→ **What to work on**: Search the material and gather each line with "observe" in it.

Data excerpts
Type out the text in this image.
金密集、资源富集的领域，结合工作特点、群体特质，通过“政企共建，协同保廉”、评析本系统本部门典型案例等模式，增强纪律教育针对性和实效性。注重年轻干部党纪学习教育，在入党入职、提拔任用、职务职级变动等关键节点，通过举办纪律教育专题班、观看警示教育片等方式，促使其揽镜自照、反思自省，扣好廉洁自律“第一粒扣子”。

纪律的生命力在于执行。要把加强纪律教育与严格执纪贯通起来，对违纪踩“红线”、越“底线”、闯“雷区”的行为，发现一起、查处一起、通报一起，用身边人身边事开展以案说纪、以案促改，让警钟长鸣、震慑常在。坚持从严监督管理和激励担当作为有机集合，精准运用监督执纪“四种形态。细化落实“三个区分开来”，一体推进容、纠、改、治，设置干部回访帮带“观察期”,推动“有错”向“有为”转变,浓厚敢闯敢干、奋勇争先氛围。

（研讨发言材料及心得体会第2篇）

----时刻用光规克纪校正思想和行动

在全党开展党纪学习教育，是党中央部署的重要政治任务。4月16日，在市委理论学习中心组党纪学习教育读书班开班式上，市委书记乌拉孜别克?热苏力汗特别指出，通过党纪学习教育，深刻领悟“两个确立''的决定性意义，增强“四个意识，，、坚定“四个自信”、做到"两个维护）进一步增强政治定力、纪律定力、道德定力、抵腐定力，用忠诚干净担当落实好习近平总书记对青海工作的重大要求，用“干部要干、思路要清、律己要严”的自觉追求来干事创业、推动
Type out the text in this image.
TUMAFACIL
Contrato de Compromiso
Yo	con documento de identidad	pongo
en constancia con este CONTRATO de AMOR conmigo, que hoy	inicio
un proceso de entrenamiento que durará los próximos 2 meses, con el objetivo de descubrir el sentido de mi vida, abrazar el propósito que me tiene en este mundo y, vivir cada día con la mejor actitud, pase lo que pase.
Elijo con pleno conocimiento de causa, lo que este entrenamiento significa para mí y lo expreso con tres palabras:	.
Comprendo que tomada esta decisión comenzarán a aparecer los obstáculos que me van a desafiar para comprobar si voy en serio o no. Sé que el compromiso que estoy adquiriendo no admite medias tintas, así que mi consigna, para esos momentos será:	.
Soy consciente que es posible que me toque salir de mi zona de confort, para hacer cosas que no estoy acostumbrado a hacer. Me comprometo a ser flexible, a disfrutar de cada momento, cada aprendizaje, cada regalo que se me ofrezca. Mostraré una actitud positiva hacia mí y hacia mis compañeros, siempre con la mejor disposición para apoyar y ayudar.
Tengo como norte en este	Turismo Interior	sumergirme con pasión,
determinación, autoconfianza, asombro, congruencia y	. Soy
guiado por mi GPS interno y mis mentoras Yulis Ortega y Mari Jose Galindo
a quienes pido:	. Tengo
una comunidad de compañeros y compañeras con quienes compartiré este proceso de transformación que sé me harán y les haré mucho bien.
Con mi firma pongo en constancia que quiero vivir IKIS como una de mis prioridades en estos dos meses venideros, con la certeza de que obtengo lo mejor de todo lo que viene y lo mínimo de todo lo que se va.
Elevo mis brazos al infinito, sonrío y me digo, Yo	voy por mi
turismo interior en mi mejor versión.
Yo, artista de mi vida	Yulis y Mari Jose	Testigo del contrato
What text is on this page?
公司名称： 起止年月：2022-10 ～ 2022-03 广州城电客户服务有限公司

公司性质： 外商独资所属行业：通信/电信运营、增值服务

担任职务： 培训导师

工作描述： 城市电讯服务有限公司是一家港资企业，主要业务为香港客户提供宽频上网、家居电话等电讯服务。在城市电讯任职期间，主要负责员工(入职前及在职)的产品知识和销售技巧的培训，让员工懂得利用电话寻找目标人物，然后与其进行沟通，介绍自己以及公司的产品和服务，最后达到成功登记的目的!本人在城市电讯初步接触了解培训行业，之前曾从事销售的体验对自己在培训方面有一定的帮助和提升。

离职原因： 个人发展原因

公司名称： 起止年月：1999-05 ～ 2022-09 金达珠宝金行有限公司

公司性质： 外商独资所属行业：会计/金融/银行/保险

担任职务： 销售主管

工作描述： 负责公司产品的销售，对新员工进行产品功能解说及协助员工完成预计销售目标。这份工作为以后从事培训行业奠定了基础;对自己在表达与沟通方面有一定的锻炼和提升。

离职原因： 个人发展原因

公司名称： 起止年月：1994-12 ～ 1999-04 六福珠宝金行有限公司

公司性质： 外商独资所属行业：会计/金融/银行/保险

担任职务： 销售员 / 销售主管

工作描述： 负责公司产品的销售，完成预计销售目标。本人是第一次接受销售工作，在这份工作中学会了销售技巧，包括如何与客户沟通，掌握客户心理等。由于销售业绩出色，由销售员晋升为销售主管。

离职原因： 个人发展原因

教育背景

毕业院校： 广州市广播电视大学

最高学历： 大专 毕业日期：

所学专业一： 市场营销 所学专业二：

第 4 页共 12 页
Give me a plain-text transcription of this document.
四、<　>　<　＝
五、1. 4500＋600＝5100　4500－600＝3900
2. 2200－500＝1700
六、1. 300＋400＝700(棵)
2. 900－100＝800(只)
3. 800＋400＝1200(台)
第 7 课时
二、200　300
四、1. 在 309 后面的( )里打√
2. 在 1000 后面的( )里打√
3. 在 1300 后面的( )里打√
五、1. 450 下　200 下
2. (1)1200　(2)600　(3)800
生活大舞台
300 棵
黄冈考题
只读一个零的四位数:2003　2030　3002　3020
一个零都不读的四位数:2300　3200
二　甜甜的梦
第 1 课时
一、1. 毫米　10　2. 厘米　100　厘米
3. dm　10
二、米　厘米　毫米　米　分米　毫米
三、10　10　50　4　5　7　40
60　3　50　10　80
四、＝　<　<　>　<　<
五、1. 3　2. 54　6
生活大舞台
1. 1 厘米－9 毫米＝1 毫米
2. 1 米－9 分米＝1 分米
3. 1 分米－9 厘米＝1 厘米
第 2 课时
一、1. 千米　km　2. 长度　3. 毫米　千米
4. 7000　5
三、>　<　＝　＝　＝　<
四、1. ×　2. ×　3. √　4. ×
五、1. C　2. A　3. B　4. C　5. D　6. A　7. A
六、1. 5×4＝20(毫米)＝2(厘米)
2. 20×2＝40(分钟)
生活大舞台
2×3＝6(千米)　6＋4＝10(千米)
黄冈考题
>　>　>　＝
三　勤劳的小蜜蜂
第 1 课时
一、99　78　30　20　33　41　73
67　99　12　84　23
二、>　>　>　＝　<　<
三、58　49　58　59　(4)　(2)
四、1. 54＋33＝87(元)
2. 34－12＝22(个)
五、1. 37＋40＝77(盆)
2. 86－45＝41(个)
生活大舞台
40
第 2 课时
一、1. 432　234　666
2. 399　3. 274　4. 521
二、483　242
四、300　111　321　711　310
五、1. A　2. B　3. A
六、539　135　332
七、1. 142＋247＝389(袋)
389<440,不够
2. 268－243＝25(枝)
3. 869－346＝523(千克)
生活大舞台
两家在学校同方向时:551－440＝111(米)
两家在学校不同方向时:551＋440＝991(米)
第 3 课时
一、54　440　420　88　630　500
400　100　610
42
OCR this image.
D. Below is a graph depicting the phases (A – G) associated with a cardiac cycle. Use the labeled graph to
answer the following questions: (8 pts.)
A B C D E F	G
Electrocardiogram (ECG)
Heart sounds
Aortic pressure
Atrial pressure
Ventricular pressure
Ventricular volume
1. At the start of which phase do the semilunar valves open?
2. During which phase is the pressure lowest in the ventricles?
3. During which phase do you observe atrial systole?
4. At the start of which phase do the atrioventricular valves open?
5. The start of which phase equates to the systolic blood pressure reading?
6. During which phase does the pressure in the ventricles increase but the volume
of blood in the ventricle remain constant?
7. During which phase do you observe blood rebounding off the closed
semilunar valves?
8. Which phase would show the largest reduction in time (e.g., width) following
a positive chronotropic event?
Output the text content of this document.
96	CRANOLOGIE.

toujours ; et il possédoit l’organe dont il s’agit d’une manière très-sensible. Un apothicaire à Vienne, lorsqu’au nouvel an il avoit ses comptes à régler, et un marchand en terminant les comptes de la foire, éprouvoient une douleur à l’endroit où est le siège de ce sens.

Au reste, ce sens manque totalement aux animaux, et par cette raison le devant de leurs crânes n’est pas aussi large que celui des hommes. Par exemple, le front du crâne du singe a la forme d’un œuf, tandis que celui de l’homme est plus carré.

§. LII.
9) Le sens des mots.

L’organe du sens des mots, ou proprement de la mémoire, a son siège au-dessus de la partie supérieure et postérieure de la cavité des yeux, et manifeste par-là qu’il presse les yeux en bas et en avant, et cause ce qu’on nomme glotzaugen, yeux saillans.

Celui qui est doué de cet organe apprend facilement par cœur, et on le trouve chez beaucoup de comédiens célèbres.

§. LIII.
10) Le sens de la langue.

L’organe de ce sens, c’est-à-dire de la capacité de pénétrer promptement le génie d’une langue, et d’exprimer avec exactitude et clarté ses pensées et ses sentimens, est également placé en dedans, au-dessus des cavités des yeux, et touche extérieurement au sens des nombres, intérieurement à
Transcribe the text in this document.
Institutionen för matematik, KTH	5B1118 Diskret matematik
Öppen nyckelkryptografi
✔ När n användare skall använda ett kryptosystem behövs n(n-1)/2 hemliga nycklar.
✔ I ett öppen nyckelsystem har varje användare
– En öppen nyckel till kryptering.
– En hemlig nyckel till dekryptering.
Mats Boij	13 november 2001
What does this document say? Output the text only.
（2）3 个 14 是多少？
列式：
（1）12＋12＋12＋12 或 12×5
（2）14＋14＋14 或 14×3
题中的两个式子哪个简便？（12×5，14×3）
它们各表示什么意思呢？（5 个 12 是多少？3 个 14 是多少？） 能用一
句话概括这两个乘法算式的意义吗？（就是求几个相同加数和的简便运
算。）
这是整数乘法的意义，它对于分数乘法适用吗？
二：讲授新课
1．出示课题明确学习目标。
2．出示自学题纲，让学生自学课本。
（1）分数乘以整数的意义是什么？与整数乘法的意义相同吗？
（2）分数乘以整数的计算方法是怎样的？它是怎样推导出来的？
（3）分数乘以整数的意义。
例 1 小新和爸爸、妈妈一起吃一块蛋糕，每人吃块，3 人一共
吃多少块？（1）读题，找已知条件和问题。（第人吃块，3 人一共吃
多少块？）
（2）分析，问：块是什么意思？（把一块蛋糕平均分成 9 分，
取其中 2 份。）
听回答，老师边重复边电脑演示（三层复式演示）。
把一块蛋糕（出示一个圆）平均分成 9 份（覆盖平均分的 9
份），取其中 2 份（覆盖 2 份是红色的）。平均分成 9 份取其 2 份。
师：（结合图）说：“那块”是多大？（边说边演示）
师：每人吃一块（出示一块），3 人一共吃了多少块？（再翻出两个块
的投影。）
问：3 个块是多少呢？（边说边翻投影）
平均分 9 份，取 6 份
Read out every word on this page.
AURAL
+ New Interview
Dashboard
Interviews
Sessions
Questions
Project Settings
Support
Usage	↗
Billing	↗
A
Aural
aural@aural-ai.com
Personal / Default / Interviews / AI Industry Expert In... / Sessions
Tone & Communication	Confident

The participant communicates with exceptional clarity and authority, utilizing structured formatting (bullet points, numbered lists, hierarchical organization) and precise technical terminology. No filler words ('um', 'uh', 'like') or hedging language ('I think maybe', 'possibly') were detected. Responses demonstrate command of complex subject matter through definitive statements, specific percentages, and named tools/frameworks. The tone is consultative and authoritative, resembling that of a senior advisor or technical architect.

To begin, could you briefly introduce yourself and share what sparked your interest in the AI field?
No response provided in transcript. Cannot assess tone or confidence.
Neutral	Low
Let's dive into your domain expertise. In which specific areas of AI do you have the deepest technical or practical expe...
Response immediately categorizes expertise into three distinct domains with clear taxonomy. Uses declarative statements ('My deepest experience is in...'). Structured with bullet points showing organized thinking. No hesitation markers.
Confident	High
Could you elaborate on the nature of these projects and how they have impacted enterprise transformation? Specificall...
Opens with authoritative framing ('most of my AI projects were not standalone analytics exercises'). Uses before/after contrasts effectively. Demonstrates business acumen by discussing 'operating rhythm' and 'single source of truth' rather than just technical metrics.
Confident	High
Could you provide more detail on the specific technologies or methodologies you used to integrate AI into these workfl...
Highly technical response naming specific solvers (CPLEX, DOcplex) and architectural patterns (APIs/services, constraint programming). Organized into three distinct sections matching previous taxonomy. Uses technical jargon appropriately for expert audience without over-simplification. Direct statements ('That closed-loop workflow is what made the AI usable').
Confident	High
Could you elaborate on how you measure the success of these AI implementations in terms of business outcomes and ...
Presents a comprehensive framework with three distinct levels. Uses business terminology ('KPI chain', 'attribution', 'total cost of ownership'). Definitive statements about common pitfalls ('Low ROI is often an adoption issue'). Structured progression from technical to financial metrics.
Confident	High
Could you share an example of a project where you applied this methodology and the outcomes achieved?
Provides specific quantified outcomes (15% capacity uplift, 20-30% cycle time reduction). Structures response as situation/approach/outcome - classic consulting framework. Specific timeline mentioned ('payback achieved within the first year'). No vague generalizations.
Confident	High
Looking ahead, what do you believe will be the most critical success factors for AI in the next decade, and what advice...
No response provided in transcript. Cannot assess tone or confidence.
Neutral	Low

→ **Output of the exercise**:
3. During which phase do you observe atrial systole?
7. During which phase do you observe blood rebounding off the closed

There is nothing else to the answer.